[DATA IN THIS EXERCISE]
## Begin

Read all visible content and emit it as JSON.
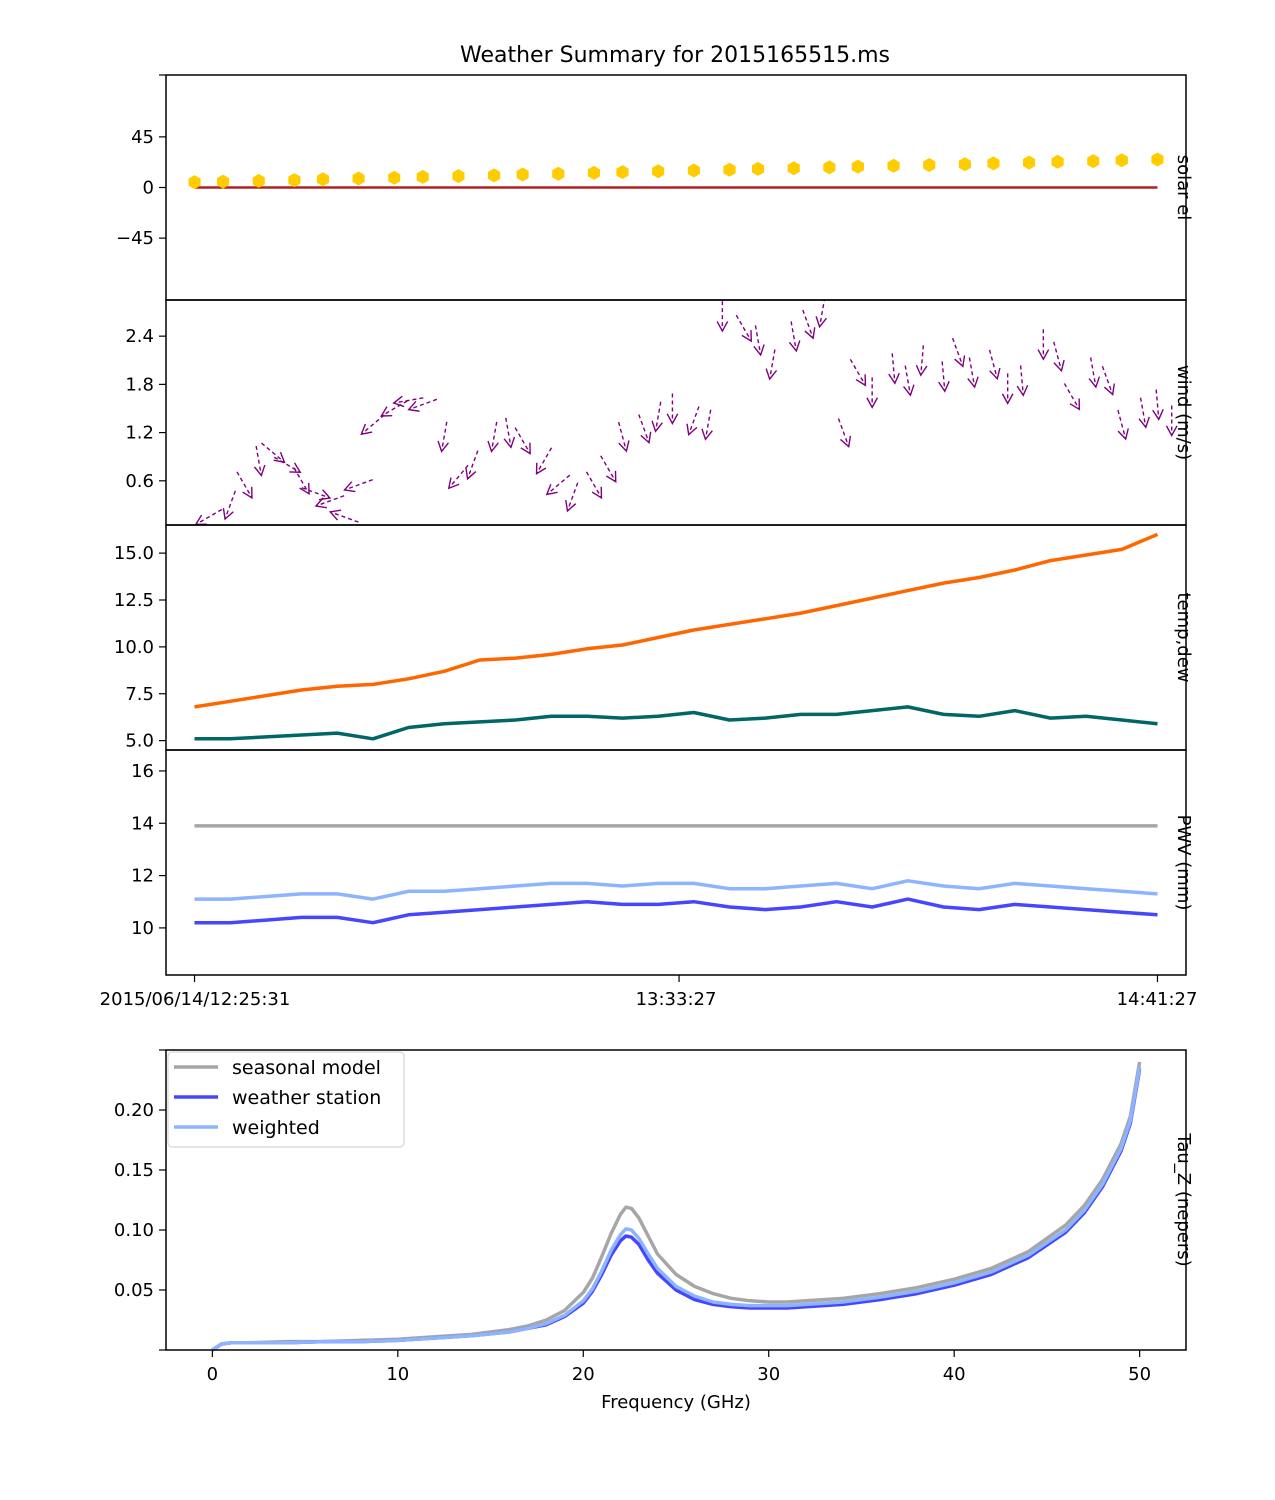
{
  "title": "Weather Summary for 2015165515.ms",
  "colors": {
    "solar_el_points": "#ffcc00",
    "horizon_line": "#b22222",
    "wind_arrows": "#800080",
    "temperature": "#ff6600",
    "dewpoint": "#006666",
    "pwv_seasonal": "#a6a6a6",
    "pwv_weather_station": "#4646ff",
    "pwv_weighted": "#8cb4ff"
  },
  "time_axis": {
    "tick_labels": [
      "2015/06/14/12:25:31",
      "13:33:27",
      "14:41:27"
    ]
  },
  "chart_data": [
    {
      "type": "scatter",
      "ylabel": "solar el",
      "ylim": [
        -100,
        100
      ],
      "yticks": [
        45,
        0,
        -45
      ],
      "ytick_labels": [
        "45",
        "0",
        "−45"
      ],
      "xlim_minutes": [
        -4,
        139
      ],
      "x_minutes": [
        0,
        4,
        9,
        14,
        18,
        23,
        28,
        32,
        37,
        42,
        46,
        51,
        56,
        60,
        65,
        70,
        75,
        79,
        84,
        89,
        93,
        98,
        103,
        108,
        112,
        117,
        121,
        126,
        130,
        135
      ],
      "series": [
        {
          "values": [
            4.8,
            5.2,
            5.9,
            6.6,
            7.3,
            8.0,
            8.7,
            9.4,
            10.1,
            10.8,
            11.6,
            12.3,
            13.0,
            13.7,
            14.4,
            15.1,
            15.8,
            16.5,
            17.2,
            17.9,
            18.6,
            19.3,
            20.0,
            20.7,
            21.4,
            22.1,
            22.8,
            23.5,
            24.2,
            24.9
          ]
        }
      ],
      "horizon": {
        "y": 0,
        "x_range_minutes": [
          0,
          135
        ]
      }
    },
    {
      "type": "scatter",
      "ylabel": "wind (m/s)",
      "ylim": [
        0.05,
        2.85
      ],
      "yticks": [
        2.4,
        1.8,
        1.2,
        0.6
      ],
      "ytick_labels": [
        "2.4",
        "1.8",
        "1.2",
        "0.6"
      ],
      "xlim_minutes": [
        -4,
        139
      ],
      "x_minutes": [
        2,
        5,
        7,
        9,
        11,
        13,
        15,
        17,
        19,
        21,
        23,
        25,
        28,
        30,
        32,
        35,
        37,
        39,
        42,
        44,
        46,
        49,
        51,
        53,
        56,
        58,
        60,
        63,
        65,
        67,
        70,
        72,
        74,
        77,
        79,
        81,
        84,
        86,
        88,
        91,
        93,
        95,
        98,
        100,
        102,
        105,
        107,
        109,
        112,
        114,
        116,
        119,
        121,
        123,
        126,
        128,
        130,
        133,
        135,
        137
      ],
      "series": [
        {
          "name": "speed",
          "values": [
            0.15,
            0.3,
            0.55,
            0.85,
            0.95,
            0.8,
            0.6,
            0.45,
            0.35,
            0.15,
            0.55,
            1.3,
            1.5,
            1.6,
            1.55,
            1.15,
            0.65,
            0.8,
            1.15,
            1.2,
            1.1,
            0.85,
            0.55,
            0.4,
            0.55,
            0.75,
            1.15,
            1.25,
            1.4,
            1.5,
            1.35,
            1.3,
            2.65,
            2.5,
            2.35,
            2.05,
            2.4,
            2.55,
            2.7,
            1.2,
            1.95,
            1.7,
            2.0,
            1.85,
            2.1,
            1.9,
            2.2,
            1.95,
            2.05,
            1.75,
            1.85,
            2.3,
            2.15,
            1.65,
            1.95,
            1.85,
            1.3,
            1.45,
            1.55,
            1.35
          ]
        },
        {
          "name": "direction_deg",
          "values": [
            210,
            250,
            300,
            280,
            320,
            330,
            300,
            340,
            200,
            160,
            200,
            220,
            210,
            190,
            200,
            260,
            230,
            250,
            260,
            280,
            300,
            240,
            220,
            250,
            300,
            300,
            285,
            290,
            260,
            270,
            250,
            260,
            270,
            300,
            280,
            260,
            280,
            290,
            260,
            290,
            300,
            270,
            275,
            280,
            265,
            275,
            290,
            280,
            285,
            270,
            275,
            270,
            285,
            300,
            280,
            290,
            285,
            280,
            275,
            270
          ]
        }
      ]
    },
    {
      "type": "line",
      "ylabel": "temp,dew",
      "ylim": [
        4.5,
        16.5
      ],
      "yticks": [
        15.0,
        12.5,
        10.0,
        7.5,
        5.0
      ],
      "ytick_labels": [
        "15.0",
        "12.5",
        "10.0",
        "7.5",
        "5.0"
      ],
      "xlim_minutes": [
        -4,
        139
      ],
      "x_minutes": [
        0,
        5,
        10,
        15,
        20,
        25,
        30,
        35,
        40,
        45,
        50,
        55,
        60,
        65,
        70,
        75,
        80,
        85,
        90,
        95,
        100,
        105,
        110,
        115,
        120,
        125,
        130,
        135
      ],
      "series": [
        {
          "name": "temperature",
          "values": [
            6.8,
            7.1,
            7.4,
            7.7,
            7.9,
            8.0,
            8.3,
            8.7,
            9.3,
            9.4,
            9.6,
            9.9,
            10.1,
            10.5,
            10.9,
            11.2,
            11.5,
            11.8,
            12.2,
            12.6,
            13.0,
            13.4,
            13.7,
            14.1,
            14.6,
            14.9,
            15.2,
            16.0
          ]
        },
        {
          "name": "dewpoint",
          "values": [
            5.1,
            5.1,
            5.2,
            5.3,
            5.4,
            5.1,
            5.7,
            5.9,
            6.0,
            6.1,
            6.3,
            6.3,
            6.2,
            6.3,
            6.5,
            6.1,
            6.2,
            6.4,
            6.4,
            6.6,
            6.8,
            6.4,
            6.3,
            6.6,
            6.2,
            6.3,
            6.1,
            5.9
          ]
        }
      ]
    },
    {
      "type": "line",
      "ylabel": "PWV (mm)",
      "ylim": [
        8.2,
        16.8
      ],
      "yticks": [
        16,
        14,
        12,
        10
      ],
      "ytick_labels": [
        "16",
        "14",
        "12",
        "10"
      ],
      "xlim_minutes": [
        -4,
        139
      ],
      "x_minutes": [
        0,
        5,
        10,
        15,
        20,
        25,
        30,
        35,
        40,
        45,
        50,
        55,
        60,
        65,
        70,
        75,
        80,
        85,
        90,
        95,
        100,
        105,
        110,
        115,
        120,
        125,
        130,
        135
      ],
      "series": [
        {
          "name": "seasonal model",
          "values": [
            13.9,
            13.9,
            13.9,
            13.9,
            13.9,
            13.9,
            13.9,
            13.9,
            13.9,
            13.9,
            13.9,
            13.9,
            13.9,
            13.9,
            13.9,
            13.9,
            13.9,
            13.9,
            13.9,
            13.9,
            13.9,
            13.9,
            13.9,
            13.9,
            13.9,
            13.9,
            13.9,
            13.9
          ]
        },
        {
          "name": "weather station",
          "values": [
            10.2,
            10.2,
            10.3,
            10.4,
            10.4,
            10.2,
            10.5,
            10.6,
            10.7,
            10.8,
            10.9,
            11.0,
            10.9,
            10.9,
            11.0,
            10.8,
            10.7,
            10.8,
            11.0,
            10.8,
            11.1,
            10.8,
            10.7,
            10.9,
            10.8,
            10.7,
            10.6,
            10.5
          ]
        },
        {
          "name": "weighted",
          "values": [
            11.1,
            11.1,
            11.2,
            11.3,
            11.3,
            11.1,
            11.4,
            11.4,
            11.5,
            11.6,
            11.7,
            11.7,
            11.6,
            11.7,
            11.7,
            11.5,
            11.5,
            11.6,
            11.7,
            11.5,
            11.8,
            11.6,
            11.5,
            11.7,
            11.6,
            11.5,
            11.4,
            11.3
          ]
        }
      ]
    },
    {
      "type": "line",
      "ylabel": "Tau_Z (nepers)",
      "xlabel": "Frequency (GHz)",
      "xlim": [
        -2.5,
        52.5
      ],
      "ylim": [
        0.0,
        0.25
      ],
      "xticks": [
        0,
        10,
        20,
        30,
        40,
        50
      ],
      "xtick_labels": [
        "0",
        "10",
        "20",
        "30",
        "40",
        "50"
      ],
      "yticks": [
        0.2,
        0.15,
        0.1,
        0.05
      ],
      "ytick_labels": [
        "0.20",
        "0.15",
        "0.10",
        "0.05"
      ],
      "legend_position": "upper-left",
      "x": [
        0,
        0.5,
        1,
        2,
        4,
        6,
        8,
        10,
        12,
        14,
        16,
        17,
        18,
        19,
        20,
        20.5,
        21,
        21.5,
        22,
        22.3,
        22.6,
        23,
        23.5,
        24,
        25,
        26,
        27,
        28,
        29,
        30,
        31,
        32,
        34,
        36,
        38,
        40,
        42,
        44,
        46,
        47,
        48,
        49,
        49.5,
        50
      ],
      "series": [
        {
          "name": "seasonal model",
          "values": [
            0.0,
            0.005,
            0.006,
            0.006,
            0.007,
            0.007,
            0.008,
            0.009,
            0.011,
            0.013,
            0.017,
            0.02,
            0.025,
            0.033,
            0.048,
            0.06,
            0.078,
            0.097,
            0.113,
            0.119,
            0.118,
            0.11,
            0.095,
            0.08,
            0.063,
            0.053,
            0.047,
            0.043,
            0.041,
            0.04,
            0.04,
            0.041,
            0.043,
            0.047,
            0.052,
            0.059,
            0.068,
            0.082,
            0.104,
            0.12,
            0.142,
            0.172,
            0.195,
            0.24
          ]
        },
        {
          "name": "weather station",
          "values": [
            0.0,
            0.005,
            0.006,
            0.006,
            0.006,
            0.007,
            0.007,
            0.008,
            0.01,
            0.012,
            0.015,
            0.018,
            0.021,
            0.028,
            0.039,
            0.049,
            0.063,
            0.079,
            0.091,
            0.095,
            0.094,
            0.088,
            0.075,
            0.064,
            0.05,
            0.042,
            0.038,
            0.036,
            0.035,
            0.035,
            0.035,
            0.036,
            0.038,
            0.042,
            0.047,
            0.054,
            0.063,
            0.077,
            0.098,
            0.114,
            0.136,
            0.166,
            0.189,
            0.234
          ]
        },
        {
          "name": "weighted",
          "values": [
            0.0,
            0.005,
            0.006,
            0.006,
            0.006,
            0.007,
            0.007,
            0.008,
            0.01,
            0.012,
            0.015,
            0.018,
            0.022,
            0.029,
            0.041,
            0.051,
            0.066,
            0.083,
            0.096,
            0.101,
            0.1,
            0.093,
            0.08,
            0.068,
            0.053,
            0.045,
            0.04,
            0.038,
            0.037,
            0.037,
            0.037,
            0.038,
            0.04,
            0.044,
            0.049,
            0.056,
            0.065,
            0.079,
            0.1,
            0.116,
            0.138,
            0.168,
            0.191,
            0.236
          ]
        }
      ]
    }
  ]
}
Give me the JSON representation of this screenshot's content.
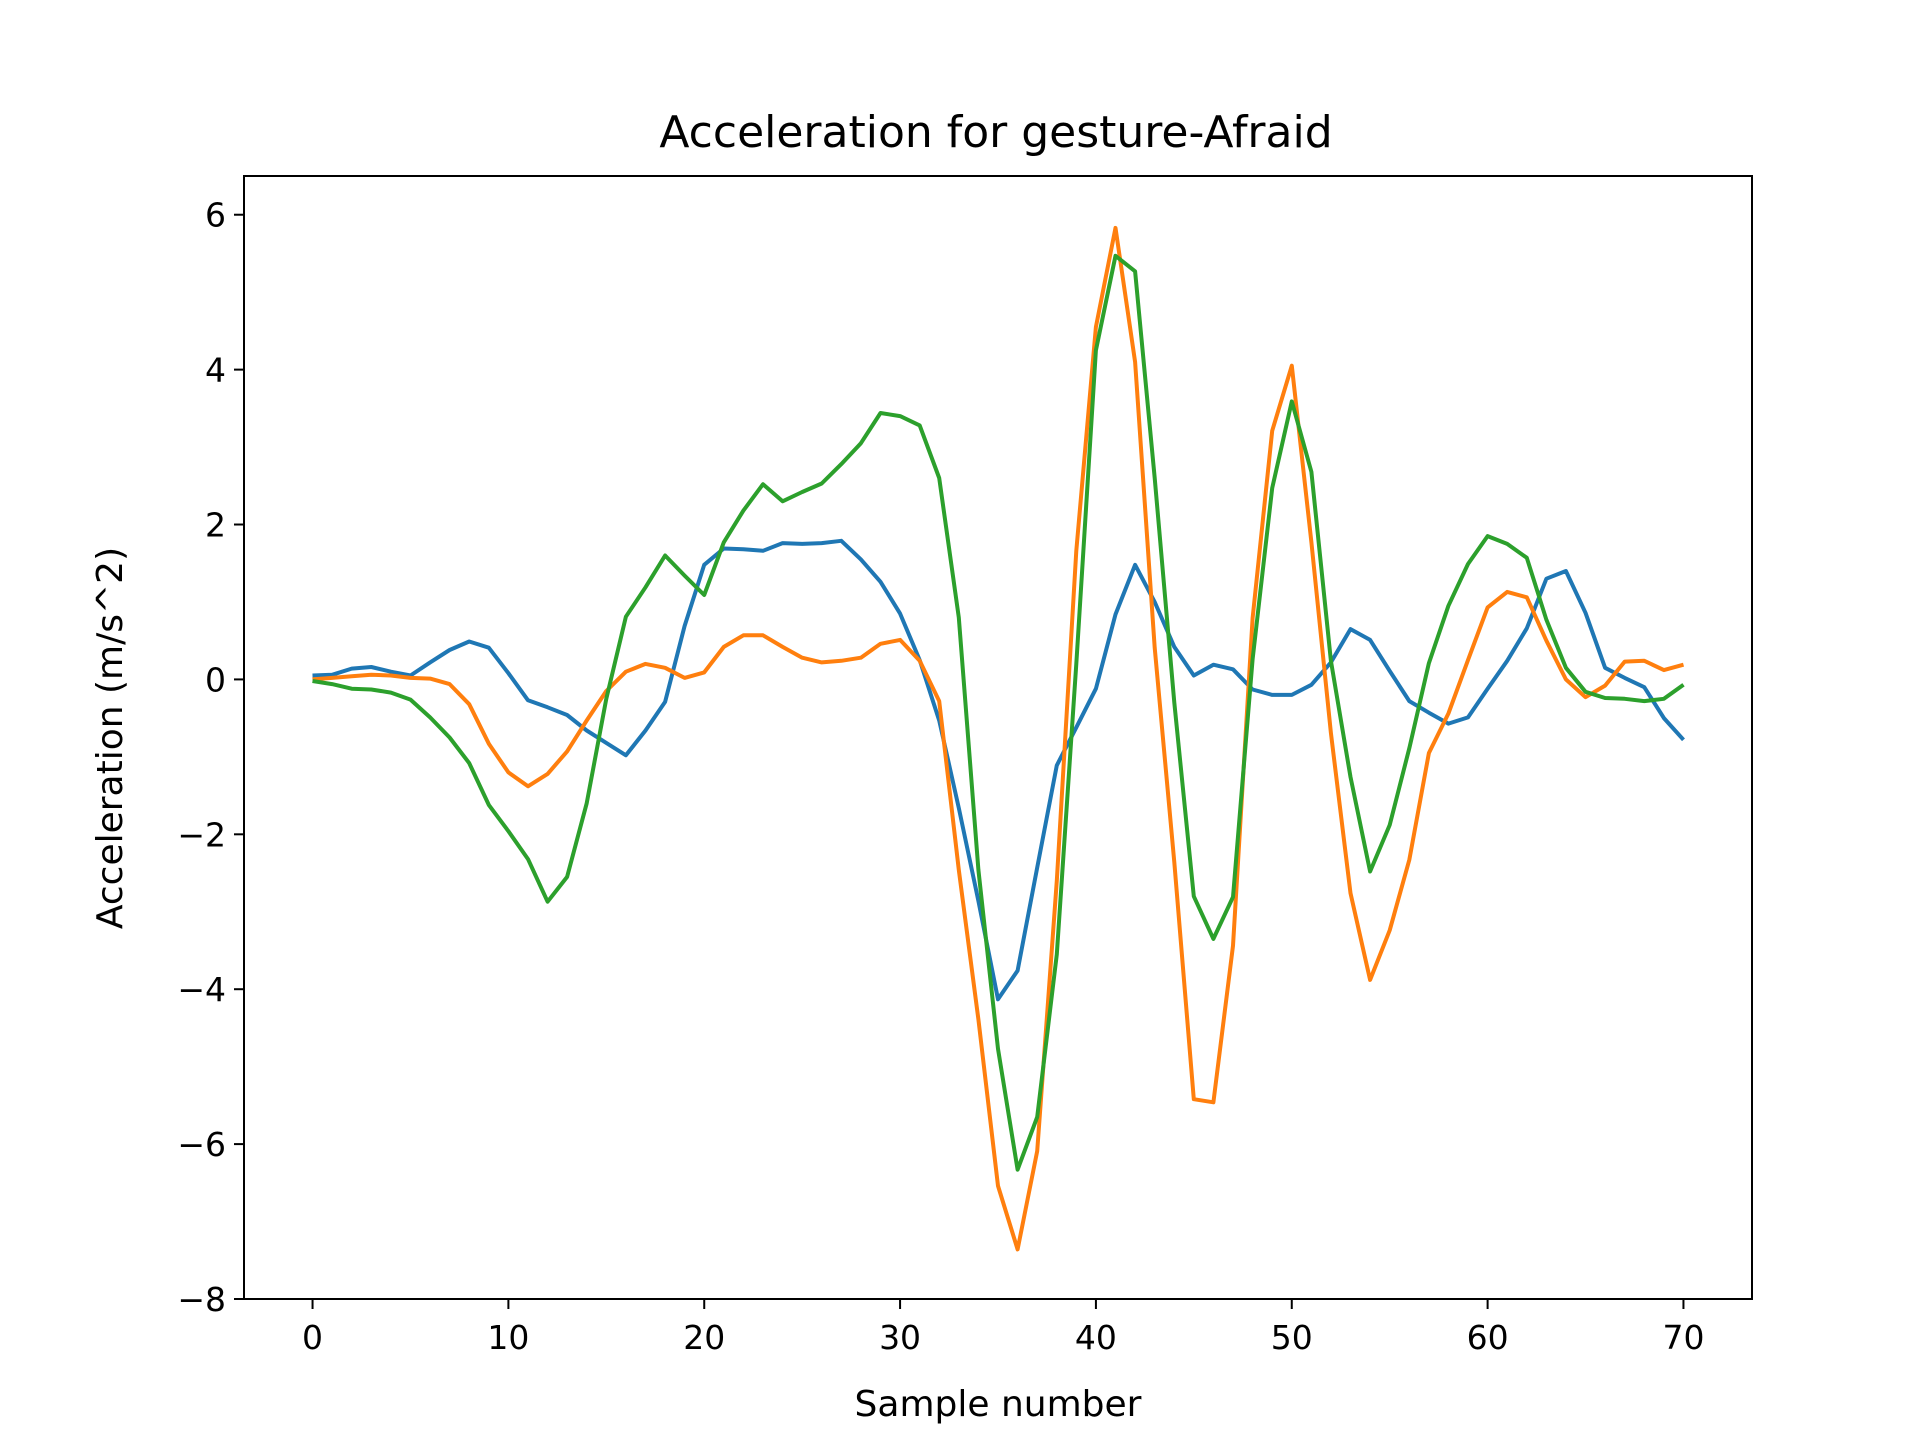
{
  "chart_data": {
    "type": "line",
    "title": "Acceleration for gesture-Afraid",
    "xlabel": "Sample number",
    "ylabel": "Acceleration (m/s^2)",
    "xlim": [
      -3.5,
      73.5
    ],
    "ylim": [
      -8,
      6.5
    ],
    "xticks": [
      0,
      10,
      20,
      30,
      40,
      50,
      60,
      70
    ],
    "yticks": [
      -8,
      -6,
      -4,
      -2,
      0,
      2,
      4,
      6
    ],
    "xtick_labels": [
      "0",
      "10",
      "20",
      "30",
      "40",
      "50",
      "60",
      "70"
    ],
    "ytick_labels": [
      "−8",
      "−6",
      "−4",
      "−2",
      "0",
      "2",
      "4",
      "6"
    ],
    "grid": false,
    "legend": "none",
    "x": [
      0,
      1,
      2,
      3,
      4,
      5,
      6,
      7,
      8,
      9,
      10,
      11,
      12,
      13,
      14,
      15,
      16,
      17,
      18,
      19,
      20,
      21,
      22,
      23,
      24,
      25,
      26,
      27,
      28,
      29,
      30,
      31,
      32,
      33,
      34,
      35,
      36,
      37,
      38,
      39,
      40,
      41,
      42,
      43,
      44,
      45,
      46,
      47,
      48,
      49,
      50,
      51,
      52,
      53,
      54,
      55,
      56,
      57,
      58,
      59,
      60,
      61,
      62,
      63,
      64,
      65,
      66,
      67,
      68,
      69,
      70
    ],
    "series": [
      {
        "color": "#1f77b4",
        "values": [
          0.05,
          0.06,
          0.14,
          0.16,
          0.1,
          0.05,
          0.22,
          0.38,
          0.49,
          0.41,
          0.08,
          -0.27,
          -0.36,
          -0.46,
          -0.66,
          -0.82,
          -0.98,
          -0.66,
          -0.29,
          0.69,
          1.48,
          1.69,
          1.68,
          1.66,
          1.76,
          1.75,
          1.76,
          1.79,
          1.55,
          1.26,
          0.85,
          0.25,
          -0.53,
          -1.66,
          -2.86,
          -4.13,
          -3.76,
          -2.43,
          -1.11,
          -0.62,
          -0.12,
          0.84,
          1.48,
          1.0,
          0.42,
          0.05,
          0.19,
          0.13,
          -0.13,
          -0.2,
          -0.2,
          -0.07,
          0.22,
          0.65,
          0.51,
          0.11,
          -0.28,
          -0.43,
          -0.57,
          -0.49,
          -0.12,
          0.24,
          0.66,
          1.3,
          1.4,
          0.86,
          0.15,
          0.02,
          -0.1,
          -0.5,
          -0.78
        ]
      },
      {
        "color": "#ff7f0e",
        "values": [
          0.0,
          0.02,
          0.04,
          0.06,
          0.05,
          0.02,
          0.01,
          -0.06,
          -0.32,
          -0.83,
          -1.2,
          -1.38,
          -1.22,
          -0.93,
          -0.53,
          -0.15,
          0.1,
          0.2,
          0.15,
          0.02,
          0.09,
          0.42,
          0.57,
          0.57,
          0.42,
          0.28,
          0.22,
          0.24,
          0.28,
          0.46,
          0.51,
          0.24,
          -0.28,
          -2.46,
          -4.39,
          -6.54,
          -7.36,
          -6.09,
          -2.6,
          1.66,
          4.55,
          5.83,
          4.1,
          0.41,
          -2.36,
          -5.42,
          -5.46,
          -3.44,
          0.79,
          3.21,
          4.05,
          1.77,
          -0.69,
          -2.76,
          -3.88,
          -3.24,
          -2.33,
          -0.95,
          -0.44,
          0.25,
          0.93,
          1.13,
          1.06,
          0.5,
          0.0,
          -0.23,
          -0.08,
          0.23,
          0.24,
          0.12,
          0.19
        ]
      },
      {
        "color": "#2ca02c",
        "values": [
          -0.02,
          -0.06,
          -0.12,
          -0.13,
          -0.17,
          -0.26,
          -0.49,
          -0.75,
          -1.08,
          -1.62,
          -1.96,
          -2.32,
          -2.87,
          -2.55,
          -1.6,
          -0.25,
          0.81,
          1.19,
          1.6,
          1.34,
          1.09,
          1.77,
          2.18,
          2.52,
          2.3,
          2.42,
          2.53,
          2.78,
          3.05,
          3.44,
          3.4,
          3.28,
          2.6,
          0.8,
          -2.46,
          -4.77,
          -6.33,
          -5.65,
          -3.55,
          0.2,
          4.25,
          5.47,
          5.27,
          2.6,
          -0.3,
          -2.8,
          -3.35,
          -2.81,
          0.26,
          2.47,
          3.59,
          2.68,
          0.24,
          -1.26,
          -2.48,
          -1.88,
          -0.89,
          0.21,
          0.95,
          1.49,
          1.85,
          1.75,
          1.57,
          0.77,
          0.15,
          -0.16,
          -0.24,
          -0.25,
          -0.28,
          -0.25,
          -0.07
        ]
      }
    ]
  }
}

## End

[EXERCISE GOAL] From the data, pick out every line that includes "xlabel".

[TASK SOLUTION]
      "xlabel": "Frequency (GHz)",
    "xlabel": "Sample number",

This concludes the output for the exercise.